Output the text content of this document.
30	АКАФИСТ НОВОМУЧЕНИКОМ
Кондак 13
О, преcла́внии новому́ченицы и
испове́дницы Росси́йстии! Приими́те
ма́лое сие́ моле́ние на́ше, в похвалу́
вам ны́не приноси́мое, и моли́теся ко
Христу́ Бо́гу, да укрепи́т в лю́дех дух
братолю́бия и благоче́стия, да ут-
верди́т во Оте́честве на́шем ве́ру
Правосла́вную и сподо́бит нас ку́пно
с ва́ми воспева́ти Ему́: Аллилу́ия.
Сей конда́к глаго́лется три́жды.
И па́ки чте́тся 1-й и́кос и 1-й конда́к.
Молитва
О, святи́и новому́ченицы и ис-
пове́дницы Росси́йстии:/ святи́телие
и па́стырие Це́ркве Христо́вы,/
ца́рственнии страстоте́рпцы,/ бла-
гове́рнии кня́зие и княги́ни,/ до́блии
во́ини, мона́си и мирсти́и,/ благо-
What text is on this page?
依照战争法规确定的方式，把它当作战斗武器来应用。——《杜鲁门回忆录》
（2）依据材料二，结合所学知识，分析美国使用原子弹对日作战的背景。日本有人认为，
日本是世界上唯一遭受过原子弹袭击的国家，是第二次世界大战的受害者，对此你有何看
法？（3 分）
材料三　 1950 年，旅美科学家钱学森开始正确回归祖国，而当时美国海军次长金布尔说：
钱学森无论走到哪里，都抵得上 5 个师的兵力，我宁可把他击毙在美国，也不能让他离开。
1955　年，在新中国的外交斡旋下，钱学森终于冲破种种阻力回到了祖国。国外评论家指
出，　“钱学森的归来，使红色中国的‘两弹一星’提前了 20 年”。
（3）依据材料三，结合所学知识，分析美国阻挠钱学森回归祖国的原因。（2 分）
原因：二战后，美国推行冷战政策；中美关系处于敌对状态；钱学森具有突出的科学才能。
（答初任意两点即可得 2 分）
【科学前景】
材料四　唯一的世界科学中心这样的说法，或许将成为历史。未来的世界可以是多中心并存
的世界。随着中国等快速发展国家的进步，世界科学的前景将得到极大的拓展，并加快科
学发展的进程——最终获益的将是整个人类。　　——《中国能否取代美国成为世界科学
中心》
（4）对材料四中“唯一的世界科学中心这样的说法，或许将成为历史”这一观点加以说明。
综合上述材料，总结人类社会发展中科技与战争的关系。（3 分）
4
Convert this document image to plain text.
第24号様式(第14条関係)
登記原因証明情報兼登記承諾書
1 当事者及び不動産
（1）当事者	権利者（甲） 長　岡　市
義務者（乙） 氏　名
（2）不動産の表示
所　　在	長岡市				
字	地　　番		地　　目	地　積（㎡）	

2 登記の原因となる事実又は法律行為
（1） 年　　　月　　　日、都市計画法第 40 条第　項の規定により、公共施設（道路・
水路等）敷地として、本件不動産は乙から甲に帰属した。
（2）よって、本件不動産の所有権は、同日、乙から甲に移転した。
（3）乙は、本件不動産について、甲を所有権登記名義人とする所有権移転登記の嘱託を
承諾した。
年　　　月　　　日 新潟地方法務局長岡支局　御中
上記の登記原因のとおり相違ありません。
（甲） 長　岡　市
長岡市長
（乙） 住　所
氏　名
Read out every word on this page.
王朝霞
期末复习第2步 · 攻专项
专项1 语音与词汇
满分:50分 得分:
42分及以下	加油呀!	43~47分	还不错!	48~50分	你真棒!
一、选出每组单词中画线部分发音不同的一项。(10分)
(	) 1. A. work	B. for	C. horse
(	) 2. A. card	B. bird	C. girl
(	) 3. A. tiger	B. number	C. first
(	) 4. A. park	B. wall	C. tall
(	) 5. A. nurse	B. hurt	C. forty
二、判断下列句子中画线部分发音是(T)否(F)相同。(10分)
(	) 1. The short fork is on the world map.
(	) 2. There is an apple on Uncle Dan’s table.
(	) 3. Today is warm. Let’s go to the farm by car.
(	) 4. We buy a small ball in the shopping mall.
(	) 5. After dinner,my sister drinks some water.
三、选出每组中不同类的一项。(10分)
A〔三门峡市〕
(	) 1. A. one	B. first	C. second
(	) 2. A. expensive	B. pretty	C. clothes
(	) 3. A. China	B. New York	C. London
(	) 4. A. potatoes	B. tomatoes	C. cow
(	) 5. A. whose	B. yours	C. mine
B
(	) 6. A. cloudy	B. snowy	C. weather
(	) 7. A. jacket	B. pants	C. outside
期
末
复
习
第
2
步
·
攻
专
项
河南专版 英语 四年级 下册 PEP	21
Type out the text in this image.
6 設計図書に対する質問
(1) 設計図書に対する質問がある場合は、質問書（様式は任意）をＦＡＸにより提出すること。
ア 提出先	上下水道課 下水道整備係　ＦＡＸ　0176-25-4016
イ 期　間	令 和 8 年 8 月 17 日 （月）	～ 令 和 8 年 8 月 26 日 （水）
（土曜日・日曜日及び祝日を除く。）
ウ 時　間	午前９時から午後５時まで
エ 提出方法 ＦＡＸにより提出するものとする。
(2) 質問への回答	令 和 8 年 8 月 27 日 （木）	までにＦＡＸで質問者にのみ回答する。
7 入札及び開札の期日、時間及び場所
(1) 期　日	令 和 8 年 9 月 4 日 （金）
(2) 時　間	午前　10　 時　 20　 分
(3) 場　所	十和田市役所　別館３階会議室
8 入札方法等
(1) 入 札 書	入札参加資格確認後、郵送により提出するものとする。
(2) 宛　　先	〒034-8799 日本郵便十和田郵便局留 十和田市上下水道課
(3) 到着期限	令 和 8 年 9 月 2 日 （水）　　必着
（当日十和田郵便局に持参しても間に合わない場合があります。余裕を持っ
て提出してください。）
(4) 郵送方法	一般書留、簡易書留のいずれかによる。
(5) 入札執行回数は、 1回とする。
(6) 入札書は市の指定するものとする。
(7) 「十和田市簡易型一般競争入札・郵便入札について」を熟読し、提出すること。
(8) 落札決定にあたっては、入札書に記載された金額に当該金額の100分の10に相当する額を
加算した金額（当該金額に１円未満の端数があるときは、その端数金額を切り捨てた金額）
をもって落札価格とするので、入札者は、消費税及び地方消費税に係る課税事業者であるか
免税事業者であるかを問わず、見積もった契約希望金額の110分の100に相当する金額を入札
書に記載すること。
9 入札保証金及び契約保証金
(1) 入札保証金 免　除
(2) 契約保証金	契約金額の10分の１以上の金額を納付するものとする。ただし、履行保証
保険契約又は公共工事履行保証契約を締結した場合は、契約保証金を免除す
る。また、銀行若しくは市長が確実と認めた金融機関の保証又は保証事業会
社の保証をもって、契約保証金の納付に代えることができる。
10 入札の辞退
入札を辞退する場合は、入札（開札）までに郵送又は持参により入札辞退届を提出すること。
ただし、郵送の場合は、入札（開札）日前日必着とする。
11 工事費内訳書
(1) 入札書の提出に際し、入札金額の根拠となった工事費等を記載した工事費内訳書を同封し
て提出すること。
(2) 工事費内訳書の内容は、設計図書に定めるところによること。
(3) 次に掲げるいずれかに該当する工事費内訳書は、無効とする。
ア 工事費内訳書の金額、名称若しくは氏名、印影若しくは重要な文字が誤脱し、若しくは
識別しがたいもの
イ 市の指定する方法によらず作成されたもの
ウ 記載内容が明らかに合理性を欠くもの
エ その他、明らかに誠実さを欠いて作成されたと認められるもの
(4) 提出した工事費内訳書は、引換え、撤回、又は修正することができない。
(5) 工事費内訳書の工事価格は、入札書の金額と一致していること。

---+---

Reproduce all of the records exactly.

▸ **The response**
Output the text content of this document.
30	АКАФИСТ НОВОМУЧЕНИКОМ
Кондак 13
О, преcла́внии новому́ченицы и
испове́дницы Росси́йстии! Приими́те
ма́лое сие́ моле́ние на́ше, в похвалу́
вам ны́не приноси́мое, и моли́теся ко
Христу́ Бо́гу, да укрепи́т в лю́дех дух
братолю́бия и благоче́стия, да ут-
верди́т во Оте́честве на́шем ве́ру
Правосла́вную и сподо́бит нас ку́пно
с ва́ми воспева́ти Ему́: Аллилу́ия.
Сей конда́к глаго́лется три́жды.
И па́ки чте́тся 1-й и́кос и 1-й конда́к.
Молитва
О, святи́и новому́ченицы и ис-
пове́дницы Росси́йстии:/ святи́телие
и па́стырие Це́ркве Христо́вы,/
ца́рственнии страстоте́рпцы,/ бла-
гове́рнии кня́зие и княги́ни,/ до́блии
во́ини, мона́си и мирсти́и,/ благо-
What text is on this page?
依照战争法规确定的方式，把它当作战斗武器来应用。——《杜鲁门回忆录》
（2）依据材料二，结合所学知识，分析美国使用原子弹对日作战的背景。日本有人认为，
日本是世界上唯一遭受过原子弹袭击的国家，是第二次世界大战的受害者，对此你有何看
法？（3 分）
材料三　 1950 年，旅美科学家钱学森开始正确回归祖国，而当时美国海军次长金布尔说：
钱学森无论走到哪里，都抵得上 5 个师的兵力，我宁可把他击毙在美国，也不能让他离开。
1955　年，在新中国的外交斡旋下，钱学森终于冲破种种阻力回到了祖国。国外评论家指
出，　“钱学森的归来，使红色中国的‘两弹一星’提前了 20 年”。
（3）依据材料三，结合所学知识，分析美国阻挠钱学森回归祖国的原因。（2 分）
原因：二战后，美国推行冷战政策；中美关系处于敌对状态；钱学森具有突出的科学才能。
（答初任意两点即可得 2 分）
【科学前景】
材料四　唯一的世界科学中心这样的说法，或许将成为历史。未来的世界可以是多中心并存
的世界。随着中国等快速发展国家的进步，世界科学的前景将得到极大的拓展，并加快科
学发展的进程——最终获益的将是整个人类。　　——《中国能否取代美国成为世界科学
中心》
（4）对材料四中“唯一的世界科学中心这样的说法，或许将成为历史”这一观点加以说明。
综合上述材料，总结人类社会发展中科技与战争的关系。（3 分）
4
Convert this document image to plain text.
第24号様式(第14条関係)
登記原因証明情報兼登記承諾書
1 当事者及び不動産
（1）当事者	権利者（甲） 長　岡　市
義務者（乙） 氏　名
（2）不動産の表示
所　　在	長岡市				
字	地　　番		地　　目	地　積（㎡）	

2 登記の原因となる事実又は法律行為
（1） 年　　　月　　　日、都市計画法第 40 条第　項の規定により、公共施設（道路・
水路等）敷地として、本件不動産は乙から甲に帰属した。
（2）よって、本件不動産の所有権は、同日、乙から甲に移転した。
（3）乙は、本件不動産について、甲を所有権登記名義人とする所有権移転登記の嘱託を
承諾した。
年　　　月　　　日 新潟地方法務局長岡支局　御中
上記の登記原因のとおり相違ありません。
（甲） 長　岡　市
長岡市長
（乙） 住　所
氏　名
Read out every word on this page.
王朝霞
期末复习第2步 · 攻专项
专项1 语音与词汇
满分:50分 得分:
42分及以下	加油呀!	43~47分	还不错!	48~50分	你真棒!
一、选出每组单词中画线部分发音不同的一项。(10分)
(	) 1. A. work	B. for	C. horse
(	) 2. A. card	B. bird	C. girl
(	) 3. A. tiger	B. number	C. first
(	) 4. A. park	B. wall	C. tall
(	) 5. A. nurse	B. hurt	C. forty
二、判断下列句子中画线部分发音是(T)否(F)相同。(10分)
(	) 1. The short fork is on the world map.
(	) 2. There is an apple on Uncle Dan’s table.
(	) 3. Today is warm. Let’s go to the farm by car.
(	) 4. We buy a small ball in the shopping mall.
(	) 5. After dinner,my sister drinks some water.
三、选出每组中不同类的一项。(10分)
A〔三门峡市〕
(	) 1. A. one	B. first	C. second
(	) 2. A. expensive	B. pretty	C. clothes
(	) 3. A. China	B. New York	C. London
(	) 4. A. potatoes	B. tomatoes	C. cow
(	) 5. A. whose	B. yours	C. mine
B
(	) 6. A. cloudy	B. snowy	C. weather
(	) 7. A. jacket	B. pants	C. outside
期
末
复
习
第
2
步
·
攻
专
项
河南专版 英语 四年级 下册 PEP	21
Type out the text in this image.
6 設計図書に対する質問
(1) 設計図書に対する質問がある場合は、質問書（様式は任意）をＦＡＸにより提出すること。
ア 提出先	上下水道課 下水道整備係　ＦＡＸ　0176-25-4016
イ 期　間	令 和 8 年 8 月 17 日 （月）	～ 令 和 8 年 8 月 26 日 （水）
（土曜日・日曜日及び祝日を除く。）
ウ 時　間	午前９時から午後５時まで
エ 提出方法 ＦＡＸにより提出するものとする。
(2) 質問への回答	令 和 8 年 8 月 27 日 （木）	までにＦＡＸで質問者にのみ回答する。
7 入札及び開札の期日、時間及び場所
(1) 期　日	令 和 8 年 9 月 4 日 （金）
(2) 時　間	午前　10　 時　 20　 分
(3) 場　所	十和田市役所　別館３階会議室
8 入札方法等
(1) 入 札 書	入札参加資格確認後、郵送により提出するものとする。
(2) 宛　　先	〒034-8799 日本郵便十和田郵便局留 十和田市上下水道課
(3) 到着期限	令 和 8 年 9 月 2 日 （水）　　必着
（当日十和田郵便局に持参しても間に合わない場合があります。余裕を持っ
て提出してください。）
(4) 郵送方法	一般書留、簡易書留のいずれかによる。
(5) 入札執行回数は、 1回とする。
(6) 入札書は市の指定するものとする。
(7) 「十和田市簡易型一般競争入札・郵便入札について」を熟読し、提出すること。
(8) 落札決定にあたっては、入札書に記載された金額に当該金額の100分の10に相当する額を
加算した金額（当該金額に１円未満の端数があるときは、その端数金額を切り捨てた金額）
をもって落札価格とするので、入札者は、消費税及び地方消費税に係る課税事業者であるか
免税事業者であるかを問わず、見積もった契約希望金額の110分の100に相当する金額を入札
書に記載すること。
9 入札保証金及び契約保証金
(1) 入札保証金 免　除
(2) 契約保証金	契約金額の10分の１以上の金額を納付するものとする。ただし、履行保証
保険契約又は公共工事履行保証契約を締結した場合は、契約保証金を免除す
る。また、銀行若しくは市長が確実と認めた金融機関の保証又は保証事業会
社の保証をもって、契約保証金の納付に代えることができる。
10 入札の辞退
入札を辞退する場合は、入札（開札）までに郵送又は持参により入札辞退届を提出すること。
ただし、郵送の場合は、入札（開札）日前日必着とする。
11 工事費内訳書
(1) 入札書の提出に際し、入札金額の根拠となった工事費等を記載した工事費内訳書を同封し
て提出すること。
(2) 工事費内訳書の内容は、設計図書に定めるところによること。
(3) 次に掲げるいずれかに該当する工事費内訳書は、無効とする。
ア 工事費内訳書の金額、名称若しくは氏名、印影若しくは重要な文字が誤脱し、若しくは
識別しがたいもの
イ 市の指定する方法によらず作成されたもの
ウ 記載内容が明らかに合理性を欠くもの
エ その他、明らかに誠実さを欠いて作成されたと認められるもの
(4) 提出した工事費内訳書は、引換え、撤回、又は修正することができない。
(5) 工事費内訳書の工事価格は、入札書の金額と一致していること。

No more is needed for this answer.